- _Problem details_: The entries below are to be written out again without alteration.
── Data for processing
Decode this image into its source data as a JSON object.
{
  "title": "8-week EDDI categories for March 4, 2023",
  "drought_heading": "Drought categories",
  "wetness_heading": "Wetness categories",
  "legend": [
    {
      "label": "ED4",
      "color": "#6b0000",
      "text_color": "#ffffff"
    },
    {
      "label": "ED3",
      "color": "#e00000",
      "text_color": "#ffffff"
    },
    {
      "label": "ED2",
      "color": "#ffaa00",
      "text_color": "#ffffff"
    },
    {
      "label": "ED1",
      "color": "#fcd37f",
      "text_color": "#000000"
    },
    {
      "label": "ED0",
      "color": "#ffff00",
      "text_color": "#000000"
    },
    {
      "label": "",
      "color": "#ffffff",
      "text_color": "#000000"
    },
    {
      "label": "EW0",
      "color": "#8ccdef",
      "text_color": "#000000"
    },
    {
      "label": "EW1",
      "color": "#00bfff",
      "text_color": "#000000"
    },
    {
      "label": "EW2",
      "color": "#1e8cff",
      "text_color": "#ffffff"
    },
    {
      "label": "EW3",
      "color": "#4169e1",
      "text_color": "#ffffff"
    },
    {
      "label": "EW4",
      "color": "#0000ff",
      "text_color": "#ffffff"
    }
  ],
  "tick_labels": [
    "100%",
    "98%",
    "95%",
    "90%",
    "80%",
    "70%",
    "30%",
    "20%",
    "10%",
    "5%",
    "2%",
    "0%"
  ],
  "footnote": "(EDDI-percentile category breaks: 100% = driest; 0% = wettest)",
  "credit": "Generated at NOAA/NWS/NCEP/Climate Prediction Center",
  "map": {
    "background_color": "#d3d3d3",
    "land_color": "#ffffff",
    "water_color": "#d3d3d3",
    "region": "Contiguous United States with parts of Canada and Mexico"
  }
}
────
- _Exercise answer_:
Decode this image into its source data as a JSON object.
{
  "title": "8-week EDDI categories for March 4, 2023",
  "drought_heading": "Drought categories",
  "wetness_heading": "Wetness categories",
  "legend": [
    {
      "label": "ED4",
      "color": "#6b0000",
      "text_color": "#ffffff"
    },
    {
      "label": "ED3",
      "color": "#e00000",
      "text_color": "#ffffff"
    },
    {
      "label": "ED2",
      "color": "#ffaa00",
      "text_color": "#ffffff"
    },
    {
      "label": "ED1",
      "color": "#fcd37f",
      "text_color": "#000000"
    },
    {
      "label": "ED0",
      "color": "#ffff00",
      "text_color": "#000000"
    },
    {
      "label": "",
      "color": "#ffffff",
      "text_color": "#000000"
    },
    {
      "label": "EW0",
      "color": "#8ccdef",
      "text_color": "#000000"
    },
    {
      "label": "EW1",
      "color": "#00bfff",
      "text_color": "#000000"
    },
    {
      "label": "EW2",
      "color": "#1e8cff",
      "text_color": "#ffffff"
    },
    {
      "label": "EW3",
      "color": "#4169e1",
      "text_color": "#ffffff"
    },
    {
      "label": "EW4",
      "color": "#0000ff",
      "text_color": "#ffffff"
    }
  ],
  "tick_labels": [
    "100%",
    "98%",
    "95%",
    "90%",
    "80%",
    "70%",
    "30%",
    "20%",
    "10%",
    "5%",
    "2%",
    "0%"
  ],
  "footnote": "(EDDI-percentile category breaks: 100% = driest; 0% = wettest)",
  "credit": "Generated at NOAA/NWS/NCEP/Climate Prediction Center",
  "map": {
    "background_color": "#d3d3d3",
    "land_color": "#ffffff",
    "water_color": "#d3d3d3",
    "region": "Contiguous United States with parts of Canada and Mexico"
  }
}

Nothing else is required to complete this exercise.